*EXTRACT:*
^^^^^^^^
Chapter 9 Conformal Prediction


9.1 Confidence Intervals and Prediction Intervals

  • Confidence Intervals are intervals constructed to “cover” the parameter of a statistical model.

  • For example, consider a regression setting with data \((Y_{i}, x_{i})\) for \(i = 1, \ldots, n\) whose distribution is assumed to be determined by \[\begin{equation} Y_{i} = \beta_{0} + \beta_{1}x_{i} + \varepsilon_{i}, \end{equation}\] where \(\varepsilon_{i} \sim \textrm{Normal}(0, \sigma^{2})\).

  • The usual \(95\%\) confidence interval for \(\beta_{1}\) is: \[\begin{equation} \hat{CI}(Y_{1}, \ldots, Y_{n}) = \Big[ \hat{\beta}_{1} - 1.96 \times \frac{\hat{\sigma}}{\sqrt{\sum_{i}x_{i}^{2} - n\bar{x}^{2}}}, \hat{\beta}_{1} + 1.96 \times \frac{\hat{\sigma}}{\sqrt{\sum_{i}x_{i}^{2} - n\bar{x}^{2}}} \Big] \end{equation}\]

  • This has \(95\%\) “coverage” of \(\beta_{1}\) in the sense that \[\begin{equation} P\Big\{ \beta_{1} \in \hat{CI}(Y_{1}, \ldots, Y_{n}) \Big\} = 0.95 \end{equation}\]

  • Practically, if you imagine that you had replicated outcomes \(Y_{1s}, \ldots, Y_{ns}\) for \(s = 1, \ldots, S\) generated from the same model, you should expect that your series of constructed confidence intervals \(\hat{CI}(Y_{1s}, \ldots, Y_{ns})\) should satisfy: \[\begin{equation} \frac{1}{S}\sum_{j=1}^{S} I\Big( \beta_{1} \in \hat{CI}(Y_{1s}, \ldots, Y_{ns}) \Big) \approx 1 - \alpha \end{equation}\]


  • A quick simulation which confirms the coverage property of confidence intervals is:
nsims <- 1000 ## number of simulated data sets
n <- 100
xx <- runif(n)
beta0 <- 0.5
beta1 <- 1

cover <- rep(NA, nsims)
for(s in 1:nsims) {
  Y <- beta0 + beta1*xx + rnorm(n)
  
  mod_fit <- lm(Y ~ xx)
  ## Use method confint to get 95% confidence intervals for regression coefficients:
  lower_ci <- confint(mod_fit)[2,1]
  upper_ci <- confint(mod_fit)[2,2]  
    
  cover[s] <- ifelse(beta1 >= lower_ci & beta1 <= upper_ci, 1, 0)
}
mean(cover) ## Should be close to 0.95
## [1] 0.95

  • Prediction intervals for regression are a bit different than confidence intervals.
^^^^^^^^
*RECORDS SHOWN:*
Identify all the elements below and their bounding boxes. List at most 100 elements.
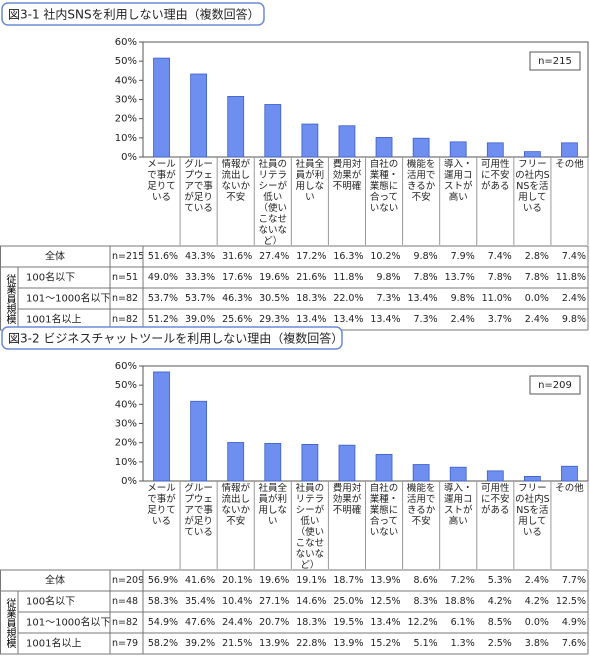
table-cell: 33.3%: [185, 272, 215, 283]
table-cell: 18.3%: [296, 617, 326, 628]
table-cell: 27.1%: [259, 596, 289, 607]
table-cell: 53.7%: [185, 293, 215, 304]
table-cell: 13.4%: [333, 314, 363, 325]
category-label: その他: [555, 483, 584, 494]
table-cell: 8.3%: [414, 596, 438, 607]
table-cell: 15.2%: [370, 638, 400, 649]
bar: [190, 73, 208, 158]
table-cell: 46.3%: [222, 293, 252, 304]
y-tick-label: 0%: [121, 476, 137, 487]
table-cell: 3.7%: [488, 314, 512, 325]
category-label: 社員のリテラシーが低い（使いこなせないなど）: [295, 483, 325, 569]
table-cell: 41.6%: [185, 575, 215, 586]
y-tick-label: 20%: [115, 114, 137, 125]
bar: [338, 444, 356, 482]
row-n: n=209: [112, 575, 144, 586]
bar: [561, 142, 578, 158]
table-cell: 12.5%: [370, 596, 400, 607]
n-box: [529, 375, 581, 395]
bar: [449, 466, 467, 482]
table-cell: 0.0%: [525, 617, 549, 628]
group-label-text: 従業員規模: [4, 273, 15, 324]
table-cell: 9.8%: [562, 314, 586, 325]
table-cell: 0.0%: [525, 293, 549, 304]
table-cell: 30.5%: [259, 293, 289, 304]
bar: [412, 137, 430, 158]
table-cell: 13.7%: [445, 272, 475, 283]
y-tick-label: 30%: [115, 419, 137, 430]
table-cell: 43.3%: [185, 251, 215, 262]
row-n: n=215: [112, 251, 144, 262]
category-label: 導入・運用コストが高い: [443, 483, 473, 527]
table-cell: 21.5%: [222, 638, 252, 649]
category-label: 社員全員が利用しない: [296, 159, 325, 203]
x-tick-label: メールで事が足りている: [147, 159, 176, 203]
x-tick-label: 機能を活用できるか不安: [406, 159, 436, 203]
table-cell: 22.0%: [333, 293, 363, 304]
table-cell: 17.2%: [296, 251, 326, 262]
y-tick-label: 20%: [115, 438, 137, 449]
table-cell: 7.6%: [562, 638, 586, 649]
row-label: 101〜1000名以下: [26, 616, 111, 629]
table-cell: 19.5%: [333, 617, 363, 628]
table-cell: 6.1%: [451, 617, 475, 628]
x-tick-label: 情報が流出しないか不安: [221, 483, 250, 527]
x-tick-label: グループウェアで事が足りている: [184, 159, 213, 214]
category-label: 社員全員が利用しない: [259, 483, 288, 527]
table-cell: 7.3%: [414, 314, 438, 325]
table-cell: 13.9%: [370, 575, 400, 586]
table-cell: 18.8%: [445, 596, 475, 607]
bar: [153, 57, 170, 158]
bar: [301, 443, 319, 482]
n-label: n=215: [538, 56, 572, 67]
bar: [486, 142, 504, 158]
row-label: 100名以下: [26, 595, 75, 608]
bar: [486, 470, 504, 482]
table-cell: 56.9%: [148, 575, 178, 586]
category-label: その他: [555, 159, 584, 170]
x-tick-label: 導入・運用コストが高い: [443, 483, 473, 527]
table-cell: 53.7%: [148, 293, 178, 304]
table-cell: 2.4%: [451, 314, 475, 325]
table-cell: 5.1%: [414, 638, 438, 649]
x-tick-label: 社員のリテラシーが低い（使いこなせないなど）: [258, 159, 288, 245]
row-label: 1001名以上: [26, 313, 81, 326]
category-label: 可用性に不安がある: [481, 159, 510, 192]
category-label: 自社の業種・業態に合っていない: [370, 483, 399, 538]
table-cell: 18.7%: [333, 575, 363, 586]
row-n: n=82: [112, 314, 138, 325]
category-label: フリーの社内SNSを活用している: [515, 483, 550, 538]
bar: [412, 464, 430, 482]
table-cell: 35.4%: [185, 596, 215, 607]
table-cell: 13.4%: [407, 293, 437, 304]
table-cell: 47.6%: [185, 617, 215, 628]
category-label: 情報が流出しないか不安: [221, 483, 250, 527]
x-tick-label: 費用対効果が不明確: [332, 159, 362, 192]
category-label: 機能を活用できるか不安: [407, 483, 436, 527]
table-cell: 7.8%: [488, 272, 512, 283]
x-tick-label: 社員のリテラシーが低い（使いこなせないなど）: [295, 483, 325, 569]
table-cell: 9.8%: [451, 293, 475, 304]
table-cell: 9.8%: [376, 272, 400, 283]
bar: [264, 104, 282, 158]
title-box: [1, 2, 265, 26]
table-cell: 29.3%: [259, 314, 289, 325]
row-n: n=48: [112, 596, 138, 607]
table-cell: 19.6%: [259, 272, 289, 283]
category-label: 社員のリテラシーが低い（使いこなせないなど）: [258, 159, 288, 245]
table-cell: 7.7%: [562, 575, 586, 586]
row-n: n=82: [112, 293, 138, 304]
table-cell: 20.1%: [222, 575, 252, 586]
row-label: 全体: [45, 250, 65, 263]
table-cell: 3.8%: [525, 638, 549, 649]
bar: [375, 453, 393, 482]
table-cell: 4.2%: [488, 596, 512, 607]
category-label: メールで事が足りている: [147, 159, 176, 203]
bar: [153, 371, 170, 482]
table-cell: 13.4%: [370, 314, 400, 325]
x-tick-label: 可用性に不安がある: [481, 483, 510, 516]
table-cell: 4.2%: [525, 596, 549, 607]
bar: [375, 137, 393, 158]
table-cell: 4.9%: [562, 617, 586, 628]
table-cell: 20.7%: [259, 617, 289, 628]
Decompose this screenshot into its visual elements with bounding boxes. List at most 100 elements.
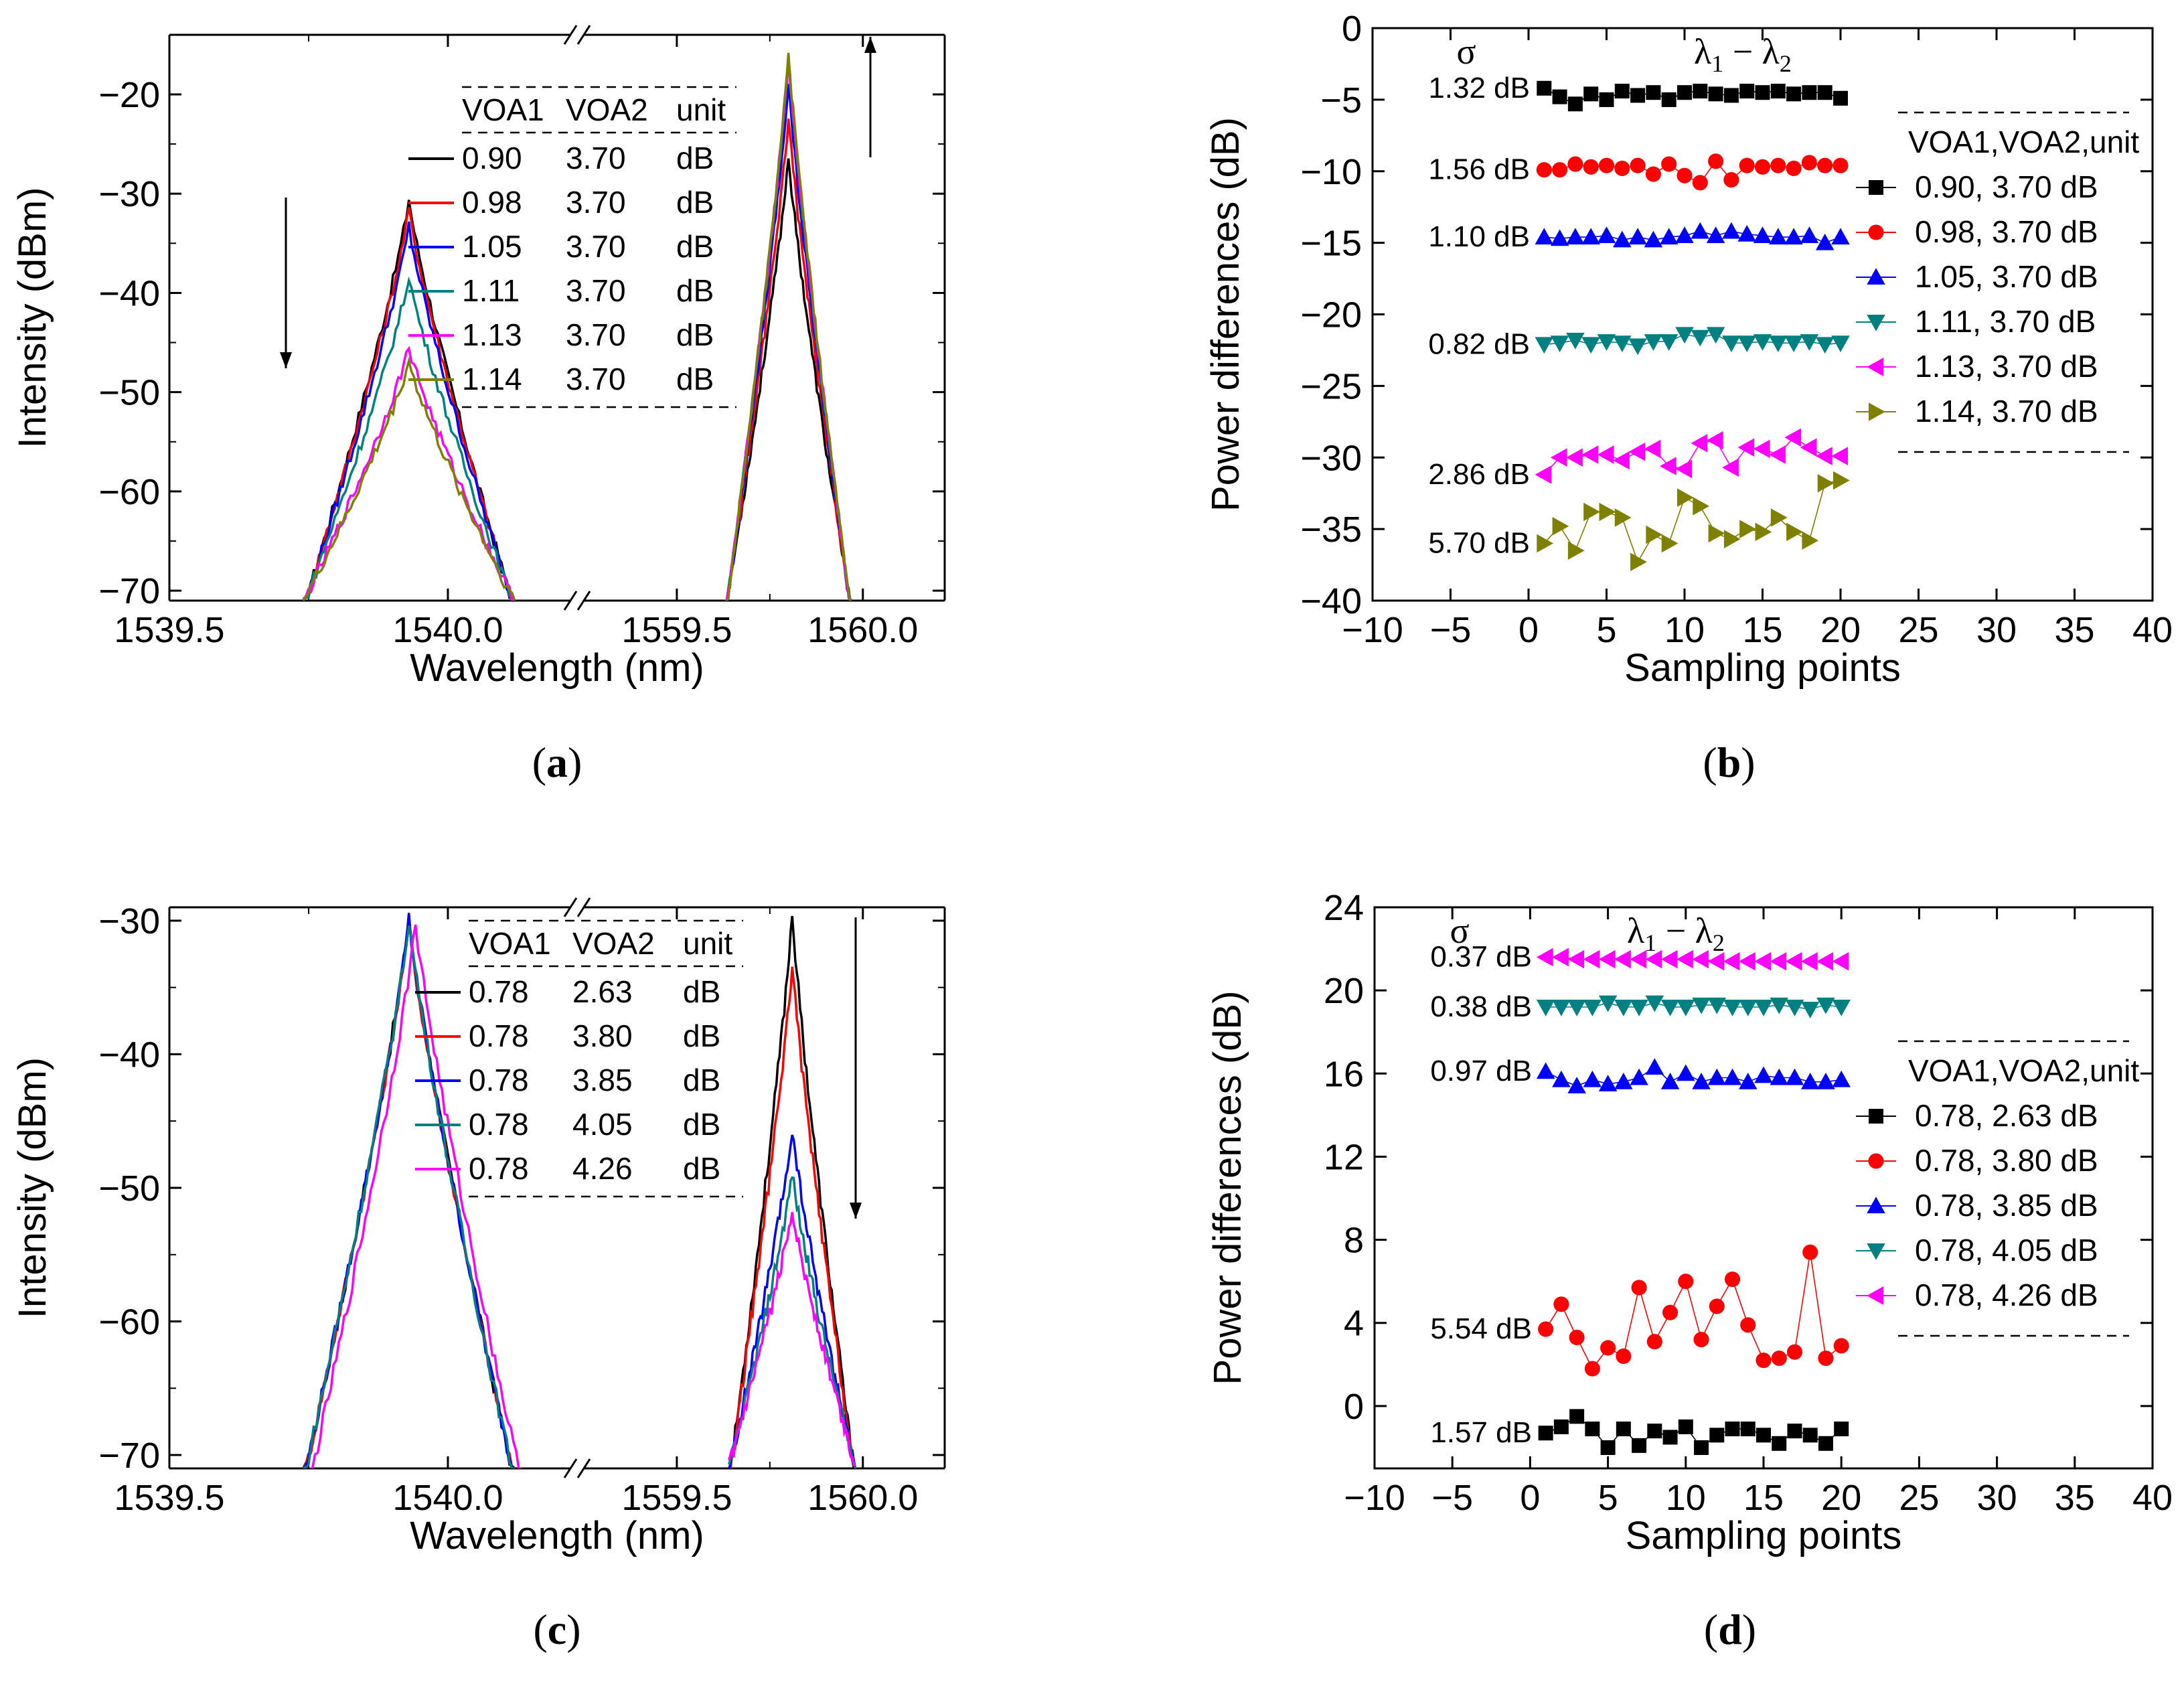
legend-voa2-2: 3.85 [572,1063,633,1097]
data-point-0-7 [1630,88,1646,103]
data-point-1-20 [1832,157,1849,173]
y-axis-title: Intensity (dBm) [11,187,54,449]
legend-header-voa1: VOA1 [469,926,551,961]
y-tick-label: −60 [98,472,160,512]
spectrum-line-2-left-peak [302,221,515,601]
data-point-5-17 [1786,522,1803,542]
sigma-value-0: 1.57 dB [1430,1416,1532,1449]
x-tick-label: −10 [1342,610,1403,650]
data-point-2-14 [1739,1072,1758,1089]
series-4 [1536,947,1849,971]
legend: VOA1 VOA2 unit 0.90 3.70 dB 0.98 3.70 dB 1.05 3.70… [408,86,736,408]
legend-header: VOA1,VOA2,unit [1908,1053,2139,1088]
y-tick-label: 4 [1344,1304,1364,1344]
data-point-1-14 [1740,1317,1756,1333]
legend-marker-5 [1869,402,1885,421]
x-tick-label: 0 [1518,610,1539,650]
legend-header-unit: unit [683,926,732,961]
spectrum-line-3-left-peak [302,276,515,601]
data-point-5-1 [1537,534,1554,553]
axis-break-mark [576,25,591,45]
x-tick-label: 15 [1743,1478,1784,1518]
data-point-1-3 [1569,1329,1585,1346]
data-point-0-12 [1709,1428,1725,1443]
legend-label-2: 0.78, 3.85 dB [1915,1188,2098,1223]
data-point-3-15 [1754,999,1773,1016]
sigma-value-2: 1.10 dB [1428,220,1530,253]
y-tick-label: 0 [1344,1387,1364,1427]
x-tick-label: 1539.5 [114,1478,224,1518]
data-point-3-20 [1831,335,1850,352]
sigma-value-4: 2.86 dB [1428,458,1530,491]
data-point-0-20 [1833,90,1848,106]
y-tick-label: −40 [98,273,160,313]
data-point-4-11 [1691,434,1708,453]
legend-label-4: 1.13, 3.70 dB [1915,349,2098,384]
y-tick-label: −50 [98,373,160,413]
series-5 [1537,471,1850,572]
y-tick-label: −30 [1300,438,1362,478]
data-point-5-18 [1802,531,1819,550]
data-point-2-17 [1785,1068,1804,1085]
data-point-2-16 [1770,1068,1788,1085]
data-point-0-17 [1787,1424,1802,1439]
y-axis-title: Intensity (dBm) [11,1057,54,1318]
panel-label: (c) [533,1606,580,1653]
series-2 [1535,222,1850,250]
axis-break-mark [563,897,578,917]
data-point-4-13 [1723,951,1740,971]
data-point-1-9 [1661,156,1677,172]
data-point-5-12 [1708,524,1725,543]
data-point-1-12 [1708,153,1724,169]
axis-break-mark [563,25,578,45]
data-point-3-7 [1628,338,1647,356]
legend-unit-4: dB [683,1151,720,1186]
x-tick-label: 25 [1899,1478,1939,1518]
data-point-1-10 [1676,167,1693,183]
y-tick-label: −5 [1320,80,1362,121]
data-point-1-17 [1786,1344,1803,1360]
data-point-5-11 [1693,497,1710,516]
data-point-0-5 [1600,1440,1616,1455]
data-point-1-5 [1600,1340,1616,1356]
data-point-0-19 [1818,1436,1833,1451]
spectrum-line-3-right-peak [725,58,852,601]
data-point-3-6 [1613,335,1632,352]
data-point-5-16 [1770,508,1788,527]
data-point-0-6 [1614,84,1630,99]
x-tick-label: 1560.0 [807,1478,918,1518]
legend-marker-1 [1868,224,1884,240]
x-tick-label: 1540.0 [392,610,503,650]
data-point-4-5 [1598,949,1616,969]
y-tick-label: −20 [1300,295,1362,335]
data-point-2-13 [1722,222,1741,239]
data-point-1-11 [1693,1332,1709,1348]
data-point-4-12 [1706,431,1723,450]
data-point-1-6 [1616,1348,1632,1364]
data-point-2-13 [1723,1068,1742,1085]
data-point-0-4 [1583,86,1599,102]
data-point-0-9 [1661,92,1676,107]
data-point-3-10 [1675,327,1694,344]
legend: VOA1,VOA2,unit 0.90, 3.70 dB 0.98, 3.70 dB… [1856,111,2139,453]
series-0 [1537,80,1848,112]
legend-unit-0: dB [683,974,720,1009]
legend-label-0: 0.78, 2.63 dB [1915,1098,2098,1133]
spectrum-line-5-left-peak [302,356,516,601]
y-tick-label: −20 [98,75,160,115]
chart-title: λ1 − λ2 [1694,31,1792,77]
legend: VOA1,VOA2,unit 0.78, 2.63 dB 0.78, 3.80 dB… [1856,1040,2139,1337]
data-point-3-13 [1723,999,1742,1016]
data-point-1-12 [1709,1298,1725,1314]
y-tick-label: −70 [98,571,160,611]
series-1 [1536,153,1849,191]
chart-title: λ1 − λ2 [1627,911,1725,956]
data-point-3-2 [1550,335,1569,352]
data-point-0-2 [1553,1419,1569,1434]
data-point-2-2 [1550,229,1569,246]
spectrum-line-0-right-peak [725,158,852,601]
data-point-3-10 [1676,999,1695,1016]
data-point-5-4 [1583,502,1600,522]
data-point-2-19 [1816,1072,1835,1089]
^^^^^^^^
*WHAT TO WORK ON:*
1. Why does the conformal prediction chapter expect mean(cover) in its simulation to be close to 0.95? Answer in one to three sentences.
2. Answer these questions about the conformal prediction chapter:
(a) What distribution does the regression model assume for the error term εᵢ?
(b) How many simulated data sets does the simulation use?
(c) Which R method does the simulation call to get the 95% confidence intervals for the regression coefficients?

*ANSWERS FOR THIS EXERCISE:*
1. Every simulated data set comes from the same regression model, and a 95% confidence interval covers β₁ with probability 0.95. Across many replications, the share of intervals that contain β₁ should therefore be close to 0.95. The mean of the 0/1 cover values is that share.

2.
(a) Normal(0, σ²)
(b) 1000
(c) confint